**WHAT THIS TASK INVOLVES:**
Out of the lines below, please list those that hold the string "text".

## begin ENTRIES SHOWN

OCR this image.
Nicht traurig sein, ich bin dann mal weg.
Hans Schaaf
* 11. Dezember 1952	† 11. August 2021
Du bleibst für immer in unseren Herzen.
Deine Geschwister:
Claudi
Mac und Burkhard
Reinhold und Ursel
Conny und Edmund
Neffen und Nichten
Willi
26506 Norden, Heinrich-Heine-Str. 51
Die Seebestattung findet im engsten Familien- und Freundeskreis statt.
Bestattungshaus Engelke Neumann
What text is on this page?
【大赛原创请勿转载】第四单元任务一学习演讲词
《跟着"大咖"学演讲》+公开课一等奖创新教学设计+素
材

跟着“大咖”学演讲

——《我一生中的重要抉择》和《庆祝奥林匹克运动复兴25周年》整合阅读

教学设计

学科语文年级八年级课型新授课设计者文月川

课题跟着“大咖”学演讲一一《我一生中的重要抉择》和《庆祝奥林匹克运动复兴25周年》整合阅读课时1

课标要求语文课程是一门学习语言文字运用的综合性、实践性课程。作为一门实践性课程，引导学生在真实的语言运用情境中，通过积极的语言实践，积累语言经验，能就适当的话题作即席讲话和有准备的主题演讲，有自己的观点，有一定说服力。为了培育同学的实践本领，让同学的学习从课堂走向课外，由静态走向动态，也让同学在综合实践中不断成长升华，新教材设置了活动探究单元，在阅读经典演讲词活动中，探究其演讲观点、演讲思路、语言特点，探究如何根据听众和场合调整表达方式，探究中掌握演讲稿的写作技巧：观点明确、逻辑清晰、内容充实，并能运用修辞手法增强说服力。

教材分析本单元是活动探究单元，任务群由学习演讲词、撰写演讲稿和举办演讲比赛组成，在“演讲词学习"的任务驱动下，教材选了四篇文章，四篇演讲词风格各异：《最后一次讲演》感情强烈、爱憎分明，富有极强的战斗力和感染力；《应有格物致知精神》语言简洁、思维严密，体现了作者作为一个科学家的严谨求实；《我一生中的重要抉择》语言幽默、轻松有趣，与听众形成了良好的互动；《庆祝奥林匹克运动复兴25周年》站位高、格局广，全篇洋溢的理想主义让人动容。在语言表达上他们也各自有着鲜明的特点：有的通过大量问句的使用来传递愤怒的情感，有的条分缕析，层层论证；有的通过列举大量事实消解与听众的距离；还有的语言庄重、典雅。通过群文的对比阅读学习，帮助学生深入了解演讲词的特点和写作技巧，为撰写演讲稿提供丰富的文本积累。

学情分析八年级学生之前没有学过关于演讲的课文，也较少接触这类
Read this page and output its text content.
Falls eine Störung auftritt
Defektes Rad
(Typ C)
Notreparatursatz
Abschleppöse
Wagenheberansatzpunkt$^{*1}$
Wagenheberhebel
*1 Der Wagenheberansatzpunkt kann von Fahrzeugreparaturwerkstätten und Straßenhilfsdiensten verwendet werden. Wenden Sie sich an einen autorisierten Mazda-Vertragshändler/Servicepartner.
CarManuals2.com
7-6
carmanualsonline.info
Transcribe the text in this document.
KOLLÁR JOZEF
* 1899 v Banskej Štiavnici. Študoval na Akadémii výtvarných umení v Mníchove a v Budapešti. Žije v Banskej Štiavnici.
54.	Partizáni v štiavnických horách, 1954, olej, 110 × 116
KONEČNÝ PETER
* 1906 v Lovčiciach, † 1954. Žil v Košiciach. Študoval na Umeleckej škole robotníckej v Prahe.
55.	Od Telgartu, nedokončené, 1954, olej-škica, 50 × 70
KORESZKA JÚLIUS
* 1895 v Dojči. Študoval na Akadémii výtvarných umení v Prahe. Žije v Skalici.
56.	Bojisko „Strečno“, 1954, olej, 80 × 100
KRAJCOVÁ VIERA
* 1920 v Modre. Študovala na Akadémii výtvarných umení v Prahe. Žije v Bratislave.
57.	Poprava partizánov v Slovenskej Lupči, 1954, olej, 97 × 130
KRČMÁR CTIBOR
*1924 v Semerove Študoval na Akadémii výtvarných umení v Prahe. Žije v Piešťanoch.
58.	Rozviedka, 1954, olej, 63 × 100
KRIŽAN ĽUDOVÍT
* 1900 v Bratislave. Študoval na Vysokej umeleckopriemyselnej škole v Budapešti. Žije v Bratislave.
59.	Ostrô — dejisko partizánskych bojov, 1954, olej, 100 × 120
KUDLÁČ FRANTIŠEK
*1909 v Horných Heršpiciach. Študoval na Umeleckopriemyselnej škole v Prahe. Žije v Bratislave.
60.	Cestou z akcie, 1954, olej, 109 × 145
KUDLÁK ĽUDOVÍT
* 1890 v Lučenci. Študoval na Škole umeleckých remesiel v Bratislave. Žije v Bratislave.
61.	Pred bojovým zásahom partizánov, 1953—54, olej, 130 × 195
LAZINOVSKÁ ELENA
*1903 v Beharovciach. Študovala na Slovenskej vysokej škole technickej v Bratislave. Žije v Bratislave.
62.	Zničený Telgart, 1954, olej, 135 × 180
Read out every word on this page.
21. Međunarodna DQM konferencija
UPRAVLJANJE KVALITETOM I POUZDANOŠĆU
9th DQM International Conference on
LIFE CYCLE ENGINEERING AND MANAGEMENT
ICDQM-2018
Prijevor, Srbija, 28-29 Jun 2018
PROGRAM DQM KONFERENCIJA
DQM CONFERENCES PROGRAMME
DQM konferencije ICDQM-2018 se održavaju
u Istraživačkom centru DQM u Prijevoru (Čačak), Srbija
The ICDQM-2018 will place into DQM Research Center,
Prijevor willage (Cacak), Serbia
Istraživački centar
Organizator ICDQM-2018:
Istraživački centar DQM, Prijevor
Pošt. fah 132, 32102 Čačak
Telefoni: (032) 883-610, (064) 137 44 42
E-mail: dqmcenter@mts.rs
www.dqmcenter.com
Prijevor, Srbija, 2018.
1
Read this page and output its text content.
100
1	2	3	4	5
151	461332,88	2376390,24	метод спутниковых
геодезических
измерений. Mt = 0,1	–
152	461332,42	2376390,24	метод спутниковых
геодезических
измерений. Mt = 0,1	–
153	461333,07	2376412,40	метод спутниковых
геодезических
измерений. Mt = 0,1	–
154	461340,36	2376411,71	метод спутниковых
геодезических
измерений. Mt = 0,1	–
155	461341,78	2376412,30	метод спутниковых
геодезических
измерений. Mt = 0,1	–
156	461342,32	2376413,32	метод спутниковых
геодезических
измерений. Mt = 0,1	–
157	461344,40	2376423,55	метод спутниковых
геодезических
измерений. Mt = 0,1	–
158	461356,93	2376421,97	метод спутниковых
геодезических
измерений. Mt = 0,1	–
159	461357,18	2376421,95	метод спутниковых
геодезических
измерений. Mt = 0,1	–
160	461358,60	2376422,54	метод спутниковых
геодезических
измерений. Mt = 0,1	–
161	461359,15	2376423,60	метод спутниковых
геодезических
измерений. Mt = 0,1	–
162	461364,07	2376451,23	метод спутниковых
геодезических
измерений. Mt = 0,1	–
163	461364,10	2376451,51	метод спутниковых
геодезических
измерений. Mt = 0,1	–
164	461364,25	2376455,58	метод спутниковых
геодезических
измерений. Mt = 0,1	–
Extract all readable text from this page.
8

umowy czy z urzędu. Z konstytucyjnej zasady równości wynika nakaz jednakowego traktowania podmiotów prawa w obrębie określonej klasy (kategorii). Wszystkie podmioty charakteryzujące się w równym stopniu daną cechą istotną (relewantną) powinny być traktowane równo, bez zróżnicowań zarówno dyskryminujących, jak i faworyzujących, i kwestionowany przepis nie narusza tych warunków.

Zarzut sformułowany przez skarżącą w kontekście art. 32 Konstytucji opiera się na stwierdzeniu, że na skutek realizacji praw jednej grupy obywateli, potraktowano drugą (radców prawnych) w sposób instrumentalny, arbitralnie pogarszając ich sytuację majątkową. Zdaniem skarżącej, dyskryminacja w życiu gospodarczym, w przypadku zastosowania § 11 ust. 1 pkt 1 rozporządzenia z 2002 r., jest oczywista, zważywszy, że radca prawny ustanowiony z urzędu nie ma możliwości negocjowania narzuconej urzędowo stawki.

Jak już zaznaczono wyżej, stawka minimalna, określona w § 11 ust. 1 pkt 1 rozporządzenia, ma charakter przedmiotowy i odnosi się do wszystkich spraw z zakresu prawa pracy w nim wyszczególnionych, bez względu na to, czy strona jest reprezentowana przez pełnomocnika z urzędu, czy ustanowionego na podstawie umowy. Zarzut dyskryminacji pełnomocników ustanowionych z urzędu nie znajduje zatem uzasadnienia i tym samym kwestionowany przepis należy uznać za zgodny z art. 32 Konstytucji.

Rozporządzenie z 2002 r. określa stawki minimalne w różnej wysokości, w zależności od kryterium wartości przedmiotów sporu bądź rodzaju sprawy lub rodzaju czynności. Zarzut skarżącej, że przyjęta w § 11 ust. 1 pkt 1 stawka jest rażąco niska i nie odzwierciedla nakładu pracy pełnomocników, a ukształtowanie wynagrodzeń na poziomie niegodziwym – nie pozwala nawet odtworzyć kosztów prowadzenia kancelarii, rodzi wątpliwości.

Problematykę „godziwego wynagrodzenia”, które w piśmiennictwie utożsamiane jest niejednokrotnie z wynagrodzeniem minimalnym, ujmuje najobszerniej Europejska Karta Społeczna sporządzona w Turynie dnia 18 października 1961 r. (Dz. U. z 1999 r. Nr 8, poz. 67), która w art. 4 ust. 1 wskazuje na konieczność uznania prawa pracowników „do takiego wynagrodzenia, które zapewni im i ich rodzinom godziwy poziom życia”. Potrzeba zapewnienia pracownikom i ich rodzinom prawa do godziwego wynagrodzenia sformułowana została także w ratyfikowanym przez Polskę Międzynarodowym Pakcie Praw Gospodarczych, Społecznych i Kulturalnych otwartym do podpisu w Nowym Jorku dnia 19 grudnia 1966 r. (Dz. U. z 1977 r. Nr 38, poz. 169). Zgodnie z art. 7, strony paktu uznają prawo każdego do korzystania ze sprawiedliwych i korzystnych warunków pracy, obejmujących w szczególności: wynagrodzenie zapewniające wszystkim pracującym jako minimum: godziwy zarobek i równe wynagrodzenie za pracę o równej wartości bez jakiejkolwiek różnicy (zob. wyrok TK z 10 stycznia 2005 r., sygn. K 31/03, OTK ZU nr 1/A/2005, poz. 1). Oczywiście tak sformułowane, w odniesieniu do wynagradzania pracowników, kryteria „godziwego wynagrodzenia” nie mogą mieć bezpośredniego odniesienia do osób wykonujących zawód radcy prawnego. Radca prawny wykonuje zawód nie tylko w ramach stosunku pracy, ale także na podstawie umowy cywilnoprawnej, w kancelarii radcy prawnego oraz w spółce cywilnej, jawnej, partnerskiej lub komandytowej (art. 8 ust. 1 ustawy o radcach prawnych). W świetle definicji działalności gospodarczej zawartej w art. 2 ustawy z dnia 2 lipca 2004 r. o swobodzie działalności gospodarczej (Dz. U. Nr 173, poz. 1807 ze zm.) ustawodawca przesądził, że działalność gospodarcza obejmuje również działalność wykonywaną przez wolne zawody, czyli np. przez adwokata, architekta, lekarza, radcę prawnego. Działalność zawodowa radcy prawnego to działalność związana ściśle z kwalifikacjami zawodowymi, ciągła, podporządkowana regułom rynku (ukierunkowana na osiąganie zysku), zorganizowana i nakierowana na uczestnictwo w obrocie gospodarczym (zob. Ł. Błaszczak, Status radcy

## end ENTRIES SHOWN

**RESULT:**
What text is on this page?
Read this page and output its text content.
Transcribe the text in this document.
Read this page and output its text content.
Extract all readable text from this page.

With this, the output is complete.